Start of STORED DATA
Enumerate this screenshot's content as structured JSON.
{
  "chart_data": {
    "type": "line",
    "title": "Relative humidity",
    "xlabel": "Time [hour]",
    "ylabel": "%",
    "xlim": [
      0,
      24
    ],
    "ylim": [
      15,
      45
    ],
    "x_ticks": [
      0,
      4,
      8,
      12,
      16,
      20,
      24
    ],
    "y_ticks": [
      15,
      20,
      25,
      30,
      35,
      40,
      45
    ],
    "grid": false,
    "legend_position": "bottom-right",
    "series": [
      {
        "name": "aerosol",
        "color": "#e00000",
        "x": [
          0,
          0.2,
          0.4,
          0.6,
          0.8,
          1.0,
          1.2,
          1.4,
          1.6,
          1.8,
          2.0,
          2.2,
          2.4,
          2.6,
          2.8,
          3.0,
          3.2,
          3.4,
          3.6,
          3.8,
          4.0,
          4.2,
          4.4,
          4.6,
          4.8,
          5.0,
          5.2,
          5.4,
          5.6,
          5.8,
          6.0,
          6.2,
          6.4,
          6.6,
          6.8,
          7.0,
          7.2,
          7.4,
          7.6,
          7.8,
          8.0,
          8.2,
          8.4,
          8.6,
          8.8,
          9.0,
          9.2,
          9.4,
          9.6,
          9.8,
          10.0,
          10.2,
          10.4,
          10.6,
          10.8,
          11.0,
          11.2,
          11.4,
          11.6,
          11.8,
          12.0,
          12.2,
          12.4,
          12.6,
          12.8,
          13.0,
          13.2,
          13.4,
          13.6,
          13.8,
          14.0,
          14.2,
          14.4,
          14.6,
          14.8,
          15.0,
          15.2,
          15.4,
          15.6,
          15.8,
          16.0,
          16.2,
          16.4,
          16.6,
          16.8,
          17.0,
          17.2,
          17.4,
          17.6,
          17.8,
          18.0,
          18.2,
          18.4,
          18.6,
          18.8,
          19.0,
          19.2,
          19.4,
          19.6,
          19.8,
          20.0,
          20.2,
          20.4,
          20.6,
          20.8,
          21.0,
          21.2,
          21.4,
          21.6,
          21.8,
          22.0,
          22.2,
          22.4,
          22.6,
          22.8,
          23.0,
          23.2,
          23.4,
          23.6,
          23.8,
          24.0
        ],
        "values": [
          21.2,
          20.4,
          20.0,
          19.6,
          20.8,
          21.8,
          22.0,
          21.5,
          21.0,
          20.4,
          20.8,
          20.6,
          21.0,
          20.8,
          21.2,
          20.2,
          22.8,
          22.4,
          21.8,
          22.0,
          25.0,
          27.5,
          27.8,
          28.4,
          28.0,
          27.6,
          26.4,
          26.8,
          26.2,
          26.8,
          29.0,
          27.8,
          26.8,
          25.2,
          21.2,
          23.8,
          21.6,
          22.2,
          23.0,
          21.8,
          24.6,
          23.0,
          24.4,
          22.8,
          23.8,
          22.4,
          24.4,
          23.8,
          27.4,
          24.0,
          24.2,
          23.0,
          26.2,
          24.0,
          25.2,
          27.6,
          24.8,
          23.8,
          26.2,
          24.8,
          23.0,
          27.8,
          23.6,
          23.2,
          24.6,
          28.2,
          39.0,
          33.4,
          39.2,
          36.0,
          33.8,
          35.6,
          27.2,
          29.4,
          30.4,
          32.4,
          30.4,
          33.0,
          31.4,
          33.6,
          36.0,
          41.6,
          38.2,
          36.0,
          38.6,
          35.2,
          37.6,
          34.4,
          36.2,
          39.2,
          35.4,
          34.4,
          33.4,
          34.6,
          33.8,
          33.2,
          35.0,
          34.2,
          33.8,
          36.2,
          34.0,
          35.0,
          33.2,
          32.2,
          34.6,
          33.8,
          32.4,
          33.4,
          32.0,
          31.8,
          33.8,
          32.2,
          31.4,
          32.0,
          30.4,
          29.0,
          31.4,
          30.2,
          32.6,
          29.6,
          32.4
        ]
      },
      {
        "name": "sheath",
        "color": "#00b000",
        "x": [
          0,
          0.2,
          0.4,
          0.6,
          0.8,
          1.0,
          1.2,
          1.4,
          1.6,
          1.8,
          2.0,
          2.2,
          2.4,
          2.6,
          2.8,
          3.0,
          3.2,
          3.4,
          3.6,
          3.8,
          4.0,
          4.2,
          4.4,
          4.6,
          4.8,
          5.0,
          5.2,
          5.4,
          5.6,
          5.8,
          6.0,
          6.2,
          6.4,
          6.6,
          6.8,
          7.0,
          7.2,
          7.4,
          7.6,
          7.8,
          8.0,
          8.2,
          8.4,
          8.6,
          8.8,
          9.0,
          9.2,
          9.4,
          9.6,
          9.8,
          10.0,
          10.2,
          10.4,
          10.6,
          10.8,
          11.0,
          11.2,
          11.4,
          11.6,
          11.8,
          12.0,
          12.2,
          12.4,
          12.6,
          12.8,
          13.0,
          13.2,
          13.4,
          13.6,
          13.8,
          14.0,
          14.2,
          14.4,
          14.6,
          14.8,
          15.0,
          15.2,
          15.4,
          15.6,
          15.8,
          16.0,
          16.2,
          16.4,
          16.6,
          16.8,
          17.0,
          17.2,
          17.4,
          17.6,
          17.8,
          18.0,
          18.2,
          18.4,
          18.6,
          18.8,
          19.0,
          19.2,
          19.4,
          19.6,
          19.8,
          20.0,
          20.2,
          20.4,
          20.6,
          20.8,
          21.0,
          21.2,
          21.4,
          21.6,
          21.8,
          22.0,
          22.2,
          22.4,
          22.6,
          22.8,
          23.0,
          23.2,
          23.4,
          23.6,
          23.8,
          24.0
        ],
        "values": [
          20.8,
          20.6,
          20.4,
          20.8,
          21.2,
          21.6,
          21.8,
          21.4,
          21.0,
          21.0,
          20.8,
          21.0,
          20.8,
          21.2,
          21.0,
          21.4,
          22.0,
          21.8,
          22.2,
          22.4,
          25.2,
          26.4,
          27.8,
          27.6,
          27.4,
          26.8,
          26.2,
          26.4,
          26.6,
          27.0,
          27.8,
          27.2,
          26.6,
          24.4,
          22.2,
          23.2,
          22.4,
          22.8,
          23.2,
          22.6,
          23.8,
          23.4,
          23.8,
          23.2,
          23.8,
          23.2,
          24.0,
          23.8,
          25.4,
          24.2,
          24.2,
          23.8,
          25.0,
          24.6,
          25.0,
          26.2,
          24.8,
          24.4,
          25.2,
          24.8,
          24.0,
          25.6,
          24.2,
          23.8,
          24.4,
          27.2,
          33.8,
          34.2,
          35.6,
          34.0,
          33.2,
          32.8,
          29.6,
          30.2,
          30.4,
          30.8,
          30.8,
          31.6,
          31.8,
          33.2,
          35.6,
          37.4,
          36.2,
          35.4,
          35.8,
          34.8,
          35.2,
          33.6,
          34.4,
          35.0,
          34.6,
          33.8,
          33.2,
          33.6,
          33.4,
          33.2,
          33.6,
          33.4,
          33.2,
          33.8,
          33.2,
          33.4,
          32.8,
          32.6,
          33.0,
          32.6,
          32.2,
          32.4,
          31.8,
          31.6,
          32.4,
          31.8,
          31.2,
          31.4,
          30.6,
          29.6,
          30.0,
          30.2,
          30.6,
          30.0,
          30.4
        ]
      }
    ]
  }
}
End of STORED DATA
Write out the full set of records exactly as given.

#### [RESULT OF THE TASK]
Enumerate this screenshot's content as structured JSON.
{
  "chart_data": {
    "type": "line",
    "title": "Relative humidity",
    "xlabel": "Time [hour]",
    "ylabel": "%",
    "xlim": [
      0,
      24
    ],
    "ylim": [
      15,
      45
    ],
    "x_ticks": [
      0,
      4,
      8,
      12,
      16,
      20,
      24
    ],
    "y_ticks": [
      15,
      20,
      25,
      30,
      35,
      40,
      45
    ],
    "grid": false,
    "legend_position": "bottom-right",
    "series": [
      {
        "name": "aerosol",
        "color": "#e00000",
        "x": [
          0,
          0.2,
          0.4,
          0.6,
          0.8,
          1.0,
          1.2,
          1.4,
          1.6,
          1.8,
          2.0,
          2.2,
          2.4,
          2.6,
          2.8,
          3.0,
          3.2,
          3.4,
          3.6,
          3.8,
          4.0,
          4.2,
          4.4,
          4.6,
          4.8,
          5.0,
          5.2,
          5.4,
          5.6,
          5.8,
          6.0,
          6.2,
          6.4,
          6.6,
          6.8,
          7.0,
          7.2,
          7.4,
          7.6,
          7.8,
          8.0,
          8.2,
          8.4,
          8.6,
          8.8,
          9.0,
          9.2,
          9.4,
          9.6,
          9.8,
          10.0,
          10.2,
          10.4,
          10.6,
          10.8,
          11.0,
          11.2,
          11.4,
          11.6,
          11.8,
          12.0,
          12.2,
          12.4,
          12.6,
          12.8,
          13.0,
          13.2,
          13.4,
          13.6,
          13.8,
          14.0,
          14.2,
          14.4,
          14.6,
          14.8,
          15.0,
          15.2,
          15.4,
          15.6,
          15.8,
          16.0,
          16.2,
          16.4,
          16.6,
          16.8,
          17.0,
          17.2,
          17.4,
          17.6,
          17.8,
          18.0,
          18.2,
          18.4,
          18.6,
          18.8,
          19.0,
          19.2,
          19.4,
          19.6,
          19.8,
          20.0,
          20.2,
          20.4,
          20.6,
          20.8,
          21.0,
          21.2,
          21.4,
          21.6,
          21.8,
          22.0,
          22.2,
          22.4,
          22.6,
          22.8,
          23.0,
          23.2,
          23.4,
          23.6,
          23.8,
          24.0
        ],
        "values": [
          21.2,
          20.4,
          20.0,
          19.6,
          20.8,
          21.8,
          22.0,
          21.5,
          21.0,
          20.4,
          20.8,
          20.6,
          21.0,
          20.8,
          21.2,
          20.2,
          22.8,
          22.4,
          21.8,
          22.0,
          25.0,
          27.5,
          27.8,
          28.4,
          28.0,
          27.6,
          26.4,
          26.8,
          26.2,
          26.8,
          29.0,
          27.8,
          26.8,
          25.2,
          21.2,
          23.8,
          21.6,
          22.2,
          23.0,
          21.8,
          24.6,
          23.0,
          24.4,
          22.8,
          23.8,
          22.4,
          24.4,
          23.8,
          27.4,
          24.0,
          24.2,
          23.0,
          26.2,
          24.0,
          25.2,
          27.6,
          24.8,
          23.8,
          26.2,
          24.8,
          23.0,
          27.8,
          23.6,
          23.2,
          24.6,
          28.2,
          39.0,
          33.4,
          39.2,
          36.0,
          33.8,
          35.6,
          27.2,
          29.4,
          30.4,
          32.4,
          30.4,
          33.0,
          31.4,
          33.6,
          36.0,
          41.6,
          38.2,
          36.0,
          38.6,
          35.2,
          37.6,
          34.4,
          36.2,
          39.2,
          35.4,
          34.4,
          33.4,
          34.6,
          33.8,
          33.2,
          35.0,
          34.2,
          33.8,
          36.2,
          34.0,
          35.0,
          33.2,
          32.2,
          34.6,
          33.8,
          32.4,
          33.4,
          32.0,
          31.8,
          33.8,
          32.2,
          31.4,
          32.0,
          30.4,
          29.0,
          31.4,
          30.2,
          32.6,
          29.6,
          32.4
        ]
      },
      {
        "name": "sheath",
        "color": "#00b000",
        "x": [
          0,
          0.2,
          0.4,
          0.6,
          0.8,
          1.0,
          1.2,
          1.4,
          1.6,
          1.8,
          2.0,
          2.2,
          2.4,
          2.6,
          2.8,
          3.0,
          3.2,
          3.4,
          3.6,
          3.8,
          4.0,
          4.2,
          4.4,
          4.6,
          4.8,
          5.0,
          5.2,
          5.4,
          5.6,
          5.8,
          6.0,
          6.2,
          6.4,
          6.6,
          6.8,
          7.0,
          7.2,
          7.4,
          7.6,
          7.8,
          8.0,
          8.2,
          8.4,
          8.6,
          8.8,
          9.0,
          9.2,
          9.4,
          9.6,
          9.8,
          10.0,
          10.2,
          10.4,
          10.6,
          10.8,
          11.0,
          11.2,
          11.4,
          11.6,
          11.8,
          12.0,
          12.2,
          12.4,
          12.6,
          12.8,
          13.0,
          13.2,
          13.4,
          13.6,
          13.8,
          14.0,
          14.2,
          14.4,
          14.6,
          14.8,
          15.0,
          15.2,
          15.4,
          15.6,
          15.8,
          16.0,
          16.2,
          16.4,
          16.6,
          16.8,
          17.0,
          17.2,
          17.4,
          17.6,
          17.8,
          18.0,
          18.2,
          18.4,
          18.6,
          18.8,
          19.0,
          19.2,
          19.4,
          19.6,
          19.8,
          20.0,
          20.2,
          20.4,
          20.6,
          20.8,
          21.0,
          21.2,
          21.4,
          21.6,
          21.8,
          22.0,
          22.2,
          22.4,
          22.6,
          22.8,
          23.0,
          23.2,
          23.4,
          23.6,
          23.8,
          24.0
        ],
        "values": [
          20.8,
          20.6,
          20.4,
          20.8,
          21.2,
          21.6,
          21.8,
          21.4,
          21.0,
          21.0,
          20.8,
          21.0,
          20.8,
          21.2,
          21.0,
          21.4,
          22.0,
          21.8,
          22.2,
          22.4,
          25.2,
          26.4,
          27.8,
          27.6,
          27.4,
          26.8,
          26.2,
          26.4,
          26.6,
          27.0,
          27.8,
          27.2,
          26.6,
          24.4,
          22.2,
          23.2,
          22.4,
          22.8,
          23.2,
          22.6,
          23.8,
          23.4,
          23.8,
          23.2,
          23.8,
          23.2,
          24.0,
          23.8,
          25.4,
          24.2,
          24.2,
          23.8,
          25.0,
          24.6,
          25.0,
          26.2,
          24.8,
          24.4,
          25.2,
          24.8,
          24.0,
          25.6,
          24.2,
          23.8,
          24.4,
          27.2,
          33.8,
          34.2,
          35.6,
          34.0,
          33.2,
          32.8,
          29.6,
          30.2,
          30.4,
          30.8,
          30.8,
          31.6,
          31.8,
          33.2,
          35.6,
          37.4,
          36.2,
          35.4,
          35.8,
          34.8,
          35.2,
          33.6,
          34.4,
          35.0,
          34.6,
          33.8,
          33.2,
          33.6,
          33.4,
          33.2,
          33.6,
          33.4,
          33.2,
          33.8,
          33.2,
          33.4,
          32.8,
          32.6,
          33.0,
          32.6,
          32.2,
          32.4,
          31.8,
          31.6,
          32.4,
          31.8,
          31.2,
          31.4,
          30.6,
          29.6,
          30.0,
          30.2,
          30.6,
          30.0,
          30.4
        ]
      }
    ]
  }
}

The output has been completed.